What you will do
Filter the entries, keeping every line with the word "plug".
— START Material provided —
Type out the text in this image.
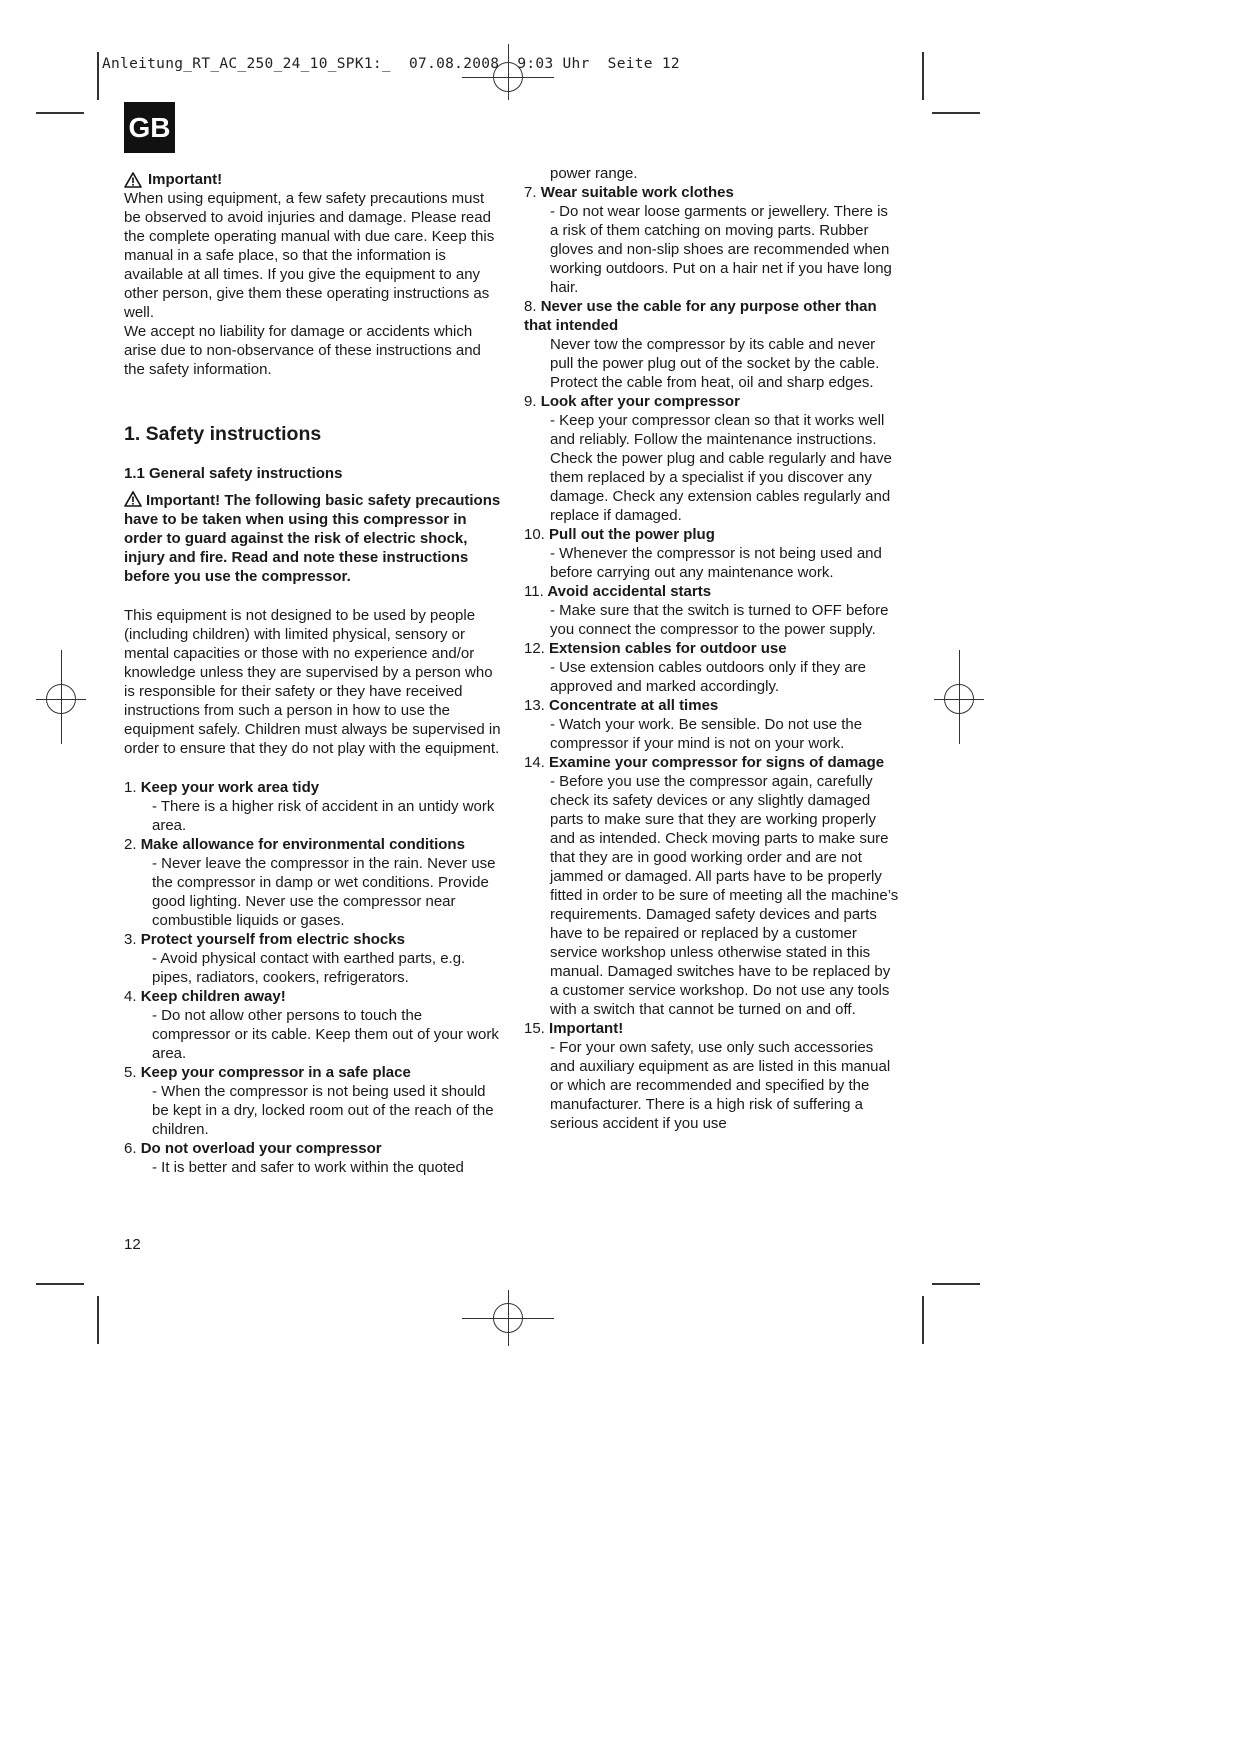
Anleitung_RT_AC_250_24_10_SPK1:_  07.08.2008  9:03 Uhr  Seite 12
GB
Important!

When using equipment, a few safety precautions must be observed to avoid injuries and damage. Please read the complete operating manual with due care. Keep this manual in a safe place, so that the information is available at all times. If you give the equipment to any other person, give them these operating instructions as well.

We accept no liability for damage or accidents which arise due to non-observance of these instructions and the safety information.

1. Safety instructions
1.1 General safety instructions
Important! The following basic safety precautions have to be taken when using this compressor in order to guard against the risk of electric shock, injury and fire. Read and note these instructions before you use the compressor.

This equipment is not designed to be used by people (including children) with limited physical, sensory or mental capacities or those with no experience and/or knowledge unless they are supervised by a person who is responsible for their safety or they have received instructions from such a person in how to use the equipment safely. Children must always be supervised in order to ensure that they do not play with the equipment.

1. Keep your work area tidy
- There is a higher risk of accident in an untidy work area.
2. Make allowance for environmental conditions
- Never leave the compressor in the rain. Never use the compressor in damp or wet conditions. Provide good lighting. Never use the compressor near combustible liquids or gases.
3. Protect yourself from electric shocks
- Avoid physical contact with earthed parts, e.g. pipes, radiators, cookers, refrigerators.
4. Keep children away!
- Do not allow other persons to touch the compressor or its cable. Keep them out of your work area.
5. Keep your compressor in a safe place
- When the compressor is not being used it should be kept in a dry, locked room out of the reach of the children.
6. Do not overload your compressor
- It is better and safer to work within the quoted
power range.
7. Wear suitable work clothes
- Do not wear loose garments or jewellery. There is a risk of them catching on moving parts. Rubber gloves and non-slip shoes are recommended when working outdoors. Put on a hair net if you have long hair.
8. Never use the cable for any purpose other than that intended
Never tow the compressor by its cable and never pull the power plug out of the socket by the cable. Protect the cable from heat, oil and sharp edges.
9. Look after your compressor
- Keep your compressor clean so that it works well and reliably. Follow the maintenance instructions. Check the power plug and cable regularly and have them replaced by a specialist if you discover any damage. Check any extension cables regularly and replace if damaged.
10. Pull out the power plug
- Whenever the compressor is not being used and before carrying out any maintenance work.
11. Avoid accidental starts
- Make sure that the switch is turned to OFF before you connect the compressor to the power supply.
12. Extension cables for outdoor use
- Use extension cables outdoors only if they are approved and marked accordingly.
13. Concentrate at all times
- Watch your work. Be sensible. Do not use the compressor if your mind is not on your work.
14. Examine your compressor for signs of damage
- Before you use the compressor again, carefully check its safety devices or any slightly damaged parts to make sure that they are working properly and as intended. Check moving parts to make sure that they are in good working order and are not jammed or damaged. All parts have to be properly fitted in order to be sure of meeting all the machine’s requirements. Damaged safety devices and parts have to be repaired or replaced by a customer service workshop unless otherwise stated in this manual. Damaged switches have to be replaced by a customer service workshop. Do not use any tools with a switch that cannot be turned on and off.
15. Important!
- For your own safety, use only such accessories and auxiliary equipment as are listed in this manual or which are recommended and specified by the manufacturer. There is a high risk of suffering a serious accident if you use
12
— END Material provided —
The answer
Never tow the compressor by its cable and never pull the power plug out of the socket by the cable. Protect the cable from heat, oil and sharp edges.
- Keep your compressor clean so that it works well and reliably. Follow the maintenance instructions. Check the power plug and cable regularly and have them replaced by a specialist if you discover any damage. Check any extension cables regularly and replace if damaged.
10. Pull out the power plug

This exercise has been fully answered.